Dataset listings of figures
.....
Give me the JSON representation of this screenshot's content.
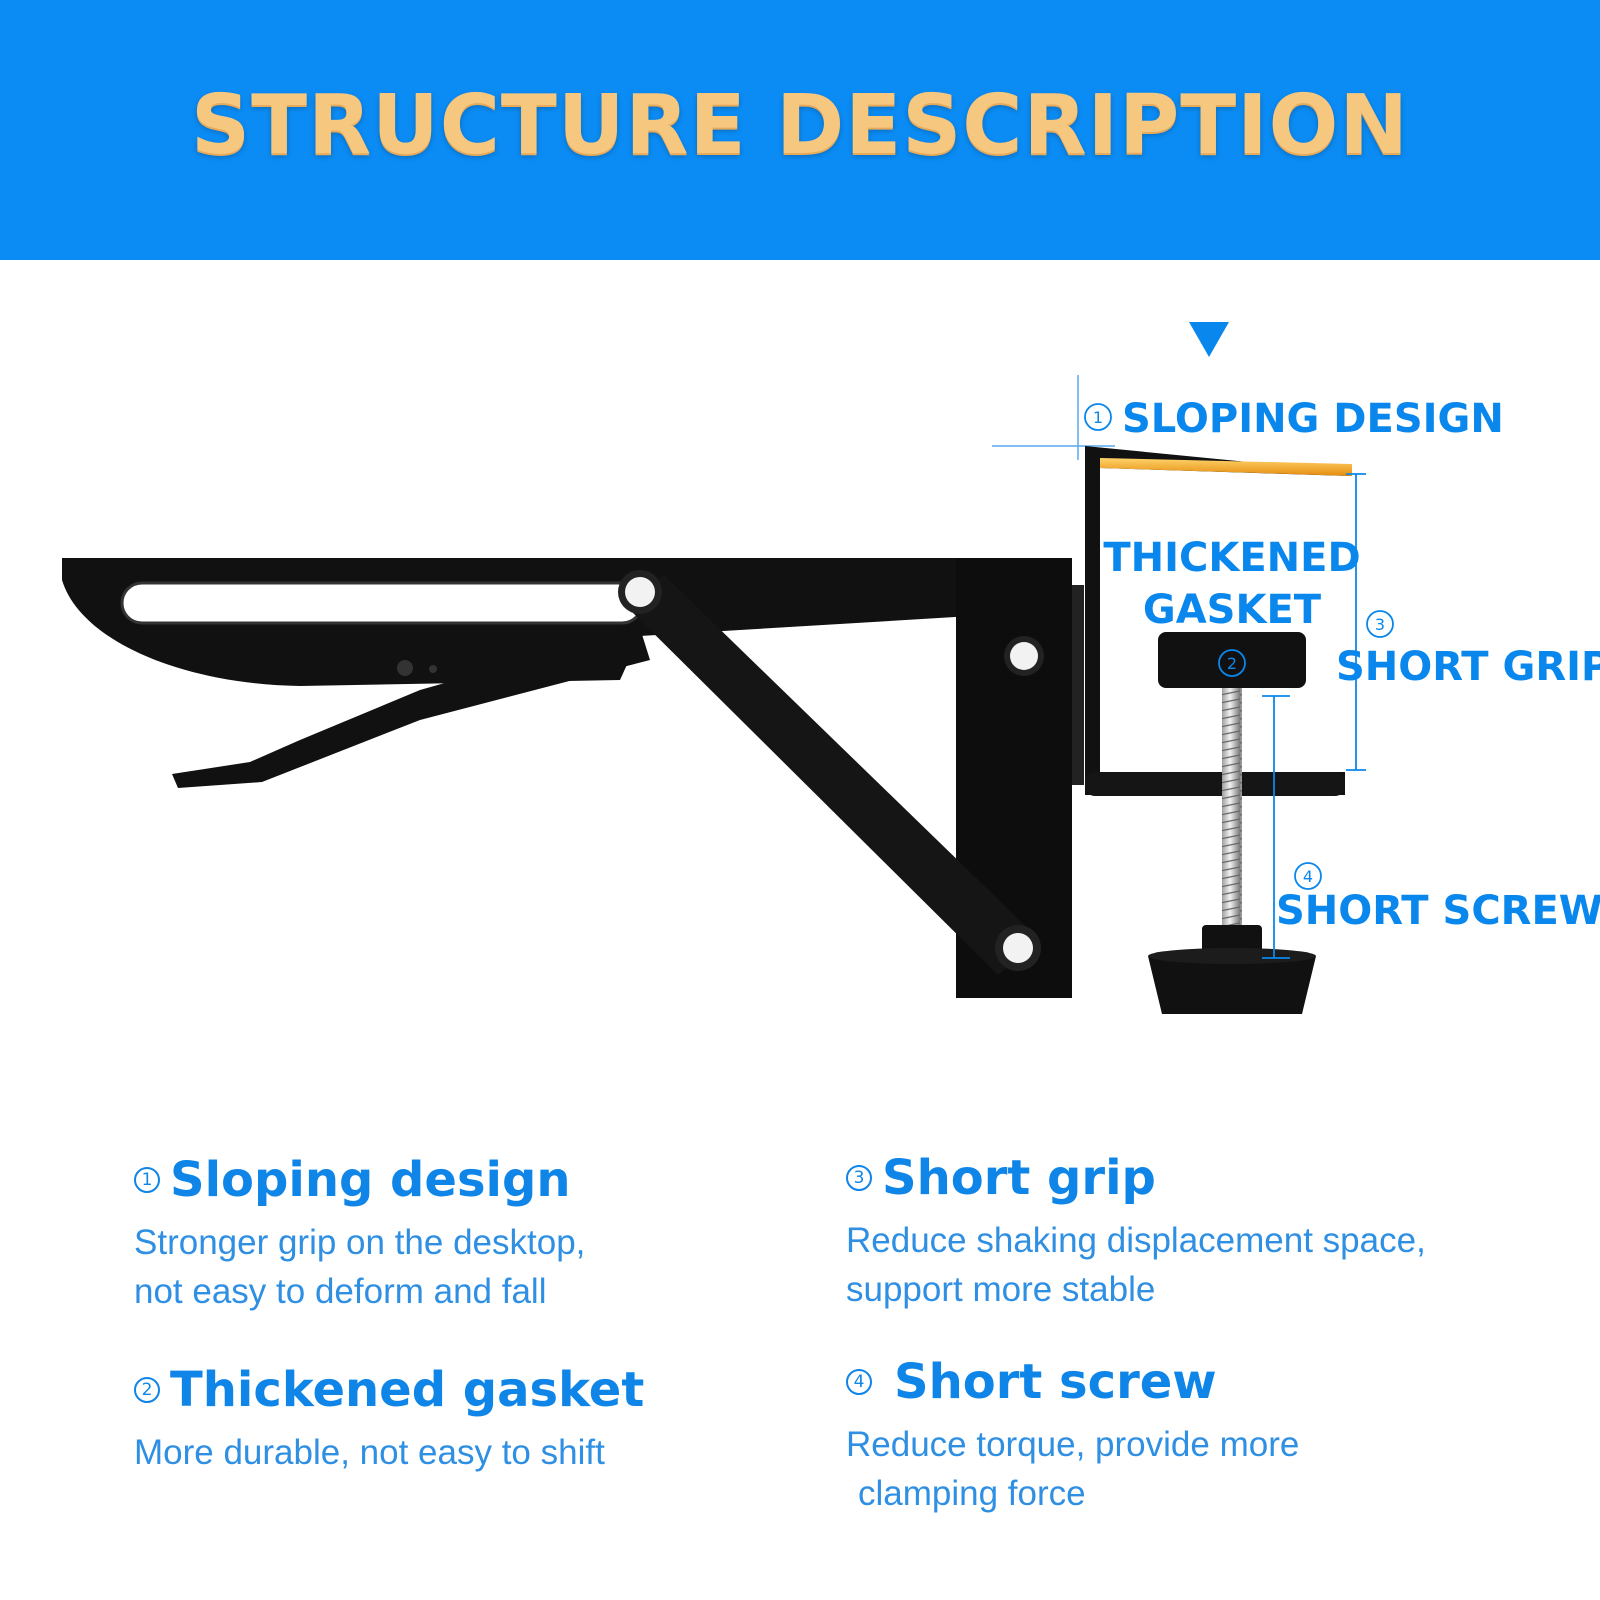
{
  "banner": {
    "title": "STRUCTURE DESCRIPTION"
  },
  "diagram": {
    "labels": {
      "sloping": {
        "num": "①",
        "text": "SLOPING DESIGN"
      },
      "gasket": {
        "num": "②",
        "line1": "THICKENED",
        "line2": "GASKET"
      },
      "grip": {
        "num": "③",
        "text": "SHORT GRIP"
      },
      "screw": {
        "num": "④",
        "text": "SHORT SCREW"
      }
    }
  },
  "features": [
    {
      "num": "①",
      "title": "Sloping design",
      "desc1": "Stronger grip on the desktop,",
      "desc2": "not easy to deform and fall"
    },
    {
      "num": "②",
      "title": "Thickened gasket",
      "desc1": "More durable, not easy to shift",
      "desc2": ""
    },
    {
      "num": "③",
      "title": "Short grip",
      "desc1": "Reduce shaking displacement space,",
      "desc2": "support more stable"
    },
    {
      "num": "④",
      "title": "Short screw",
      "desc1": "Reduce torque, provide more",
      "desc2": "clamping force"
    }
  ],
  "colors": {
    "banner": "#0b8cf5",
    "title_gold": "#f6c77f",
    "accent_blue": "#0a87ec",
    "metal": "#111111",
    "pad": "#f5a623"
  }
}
.....
Leave out the pictures, and give all the records again exactly.

Give me the JSON representation of this screenshot's content.
{
  "banner": {
    "title": "STRUCTURE DESCRIPTION"
  },
  "diagram": {
    "labels": {
      "sloping": {
        "num": "①",
        "text": "SLOPING DESIGN"
      },
      "gasket": {
        "num": "②",
        "line1": "THICKENED",
        "line2": "GASKET"
      },
      "grip": {
        "num": "③",
        "text": "SHORT GRIP"
      },
      "screw": {
        "num": "④",
        "text": "SHORT SCREW"
      }
    }
  },
  "features": [
    {
      "num": "①",
      "title": "Sloping design",
      "desc1": "Stronger grip on the desktop,",
      "desc2": "not easy to deform and fall"
    },
    {
      "num": "②",
      "title": "Thickened gasket",
      "desc1": "More durable, not easy to shift",
      "desc2": ""
    },
    {
      "num": "③",
      "title": "Short grip",
      "desc1": "Reduce shaking displacement space,",
      "desc2": "support more stable"
    },
    {
      "num": "④",
      "title": "Short screw",
      "desc1": "Reduce torque, provide more",
      "desc2": "clamping force"
    }
  ],
  "colors": {
    "banner": "#0b8cf5",
    "title_gold": "#f6c77f",
    "accent_blue": "#0a87ec",
    "metal": "#111111",
    "pad": "#f5a623"
  }
}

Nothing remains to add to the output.